### Text block
• • • • •

Putting Our Money Where Our Mouths Are

My husband and I try to teach our kids what matters in life–God, family, friends, love, and compassion.  The intangibles.  Like all parents, we fight the incoming tide of materialism, and often lose.  They fight over video games, beg for more toys, and refuse to share.  My 19-month-old even snatches things up, clutches them to her tiny chest, and emphatically declares in her sweet little voice, “Mine!”  It’s cute, but also demoralizing.  How can we compete with human nature?

We all like our stuff.  Giant HD televisions, golf clubs, books, pianos, video games, cake decorating equipment, computers, handbags, shoes, Barbie dolls, movies, blankies, Legos…the list is endless.  But it’s not important.  We constantly have to remind them and ourselves that if we lost it all, we’d still be blessed with our family, our church, and friends. 

We are a Christian family. Like all Christians, we have a standard litany for times of trouble. 

  • “Our trust is in the Lord.” 
  • “God will provide.” 
  • “The Lord will take care of us.” 
  • “No matter what happens, the Lord will use it to his glory.”

• • • • •

(Stored records)
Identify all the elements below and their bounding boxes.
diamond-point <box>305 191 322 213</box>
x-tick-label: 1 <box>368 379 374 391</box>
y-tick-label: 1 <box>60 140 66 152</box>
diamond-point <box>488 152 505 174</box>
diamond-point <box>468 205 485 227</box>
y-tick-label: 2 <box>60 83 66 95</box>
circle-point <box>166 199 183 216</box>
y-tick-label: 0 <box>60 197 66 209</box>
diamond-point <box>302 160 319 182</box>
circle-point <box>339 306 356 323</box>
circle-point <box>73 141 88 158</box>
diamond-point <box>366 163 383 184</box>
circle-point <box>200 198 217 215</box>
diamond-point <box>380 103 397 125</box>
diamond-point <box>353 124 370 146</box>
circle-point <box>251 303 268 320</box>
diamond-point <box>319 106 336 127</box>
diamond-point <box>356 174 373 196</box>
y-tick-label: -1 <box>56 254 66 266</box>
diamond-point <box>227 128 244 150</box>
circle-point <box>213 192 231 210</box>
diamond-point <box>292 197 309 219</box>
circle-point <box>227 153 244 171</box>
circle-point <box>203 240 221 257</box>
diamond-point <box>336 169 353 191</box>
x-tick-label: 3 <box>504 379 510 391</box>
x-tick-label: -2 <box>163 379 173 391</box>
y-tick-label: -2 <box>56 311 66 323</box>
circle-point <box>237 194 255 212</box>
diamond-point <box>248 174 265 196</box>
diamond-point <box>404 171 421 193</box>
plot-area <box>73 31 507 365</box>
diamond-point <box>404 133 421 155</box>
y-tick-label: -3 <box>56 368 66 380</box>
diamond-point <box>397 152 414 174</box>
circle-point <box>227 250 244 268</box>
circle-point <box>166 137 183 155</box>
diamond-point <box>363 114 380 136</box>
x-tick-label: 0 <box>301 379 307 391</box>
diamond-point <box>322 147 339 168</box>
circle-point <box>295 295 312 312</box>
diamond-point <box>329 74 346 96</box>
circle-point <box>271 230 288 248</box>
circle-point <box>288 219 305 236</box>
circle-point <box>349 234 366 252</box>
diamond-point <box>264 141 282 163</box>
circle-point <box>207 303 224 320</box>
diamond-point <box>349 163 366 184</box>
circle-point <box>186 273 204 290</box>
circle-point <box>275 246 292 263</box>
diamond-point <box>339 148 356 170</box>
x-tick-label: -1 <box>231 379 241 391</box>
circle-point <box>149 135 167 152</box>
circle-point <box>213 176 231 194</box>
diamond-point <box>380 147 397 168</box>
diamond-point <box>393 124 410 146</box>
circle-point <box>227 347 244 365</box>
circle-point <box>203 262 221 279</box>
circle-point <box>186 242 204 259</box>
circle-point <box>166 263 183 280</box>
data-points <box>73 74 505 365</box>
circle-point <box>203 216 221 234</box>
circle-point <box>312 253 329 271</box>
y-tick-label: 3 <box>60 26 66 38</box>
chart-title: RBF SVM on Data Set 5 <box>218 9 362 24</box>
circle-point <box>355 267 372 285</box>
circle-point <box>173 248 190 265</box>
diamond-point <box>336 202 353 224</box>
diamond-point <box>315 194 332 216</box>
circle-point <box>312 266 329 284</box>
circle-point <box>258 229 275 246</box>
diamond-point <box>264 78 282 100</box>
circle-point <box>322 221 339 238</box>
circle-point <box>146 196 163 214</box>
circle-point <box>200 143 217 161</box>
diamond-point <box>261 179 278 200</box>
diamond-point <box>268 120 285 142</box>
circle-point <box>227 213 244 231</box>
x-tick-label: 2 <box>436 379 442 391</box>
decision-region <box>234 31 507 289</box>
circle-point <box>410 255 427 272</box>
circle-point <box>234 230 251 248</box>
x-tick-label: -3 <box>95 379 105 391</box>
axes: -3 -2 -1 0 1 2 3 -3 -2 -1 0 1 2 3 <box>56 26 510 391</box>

• • • • •

In the text on teaching children what matters, how old is the child who grabs things and says "Mine!"?

19 months old.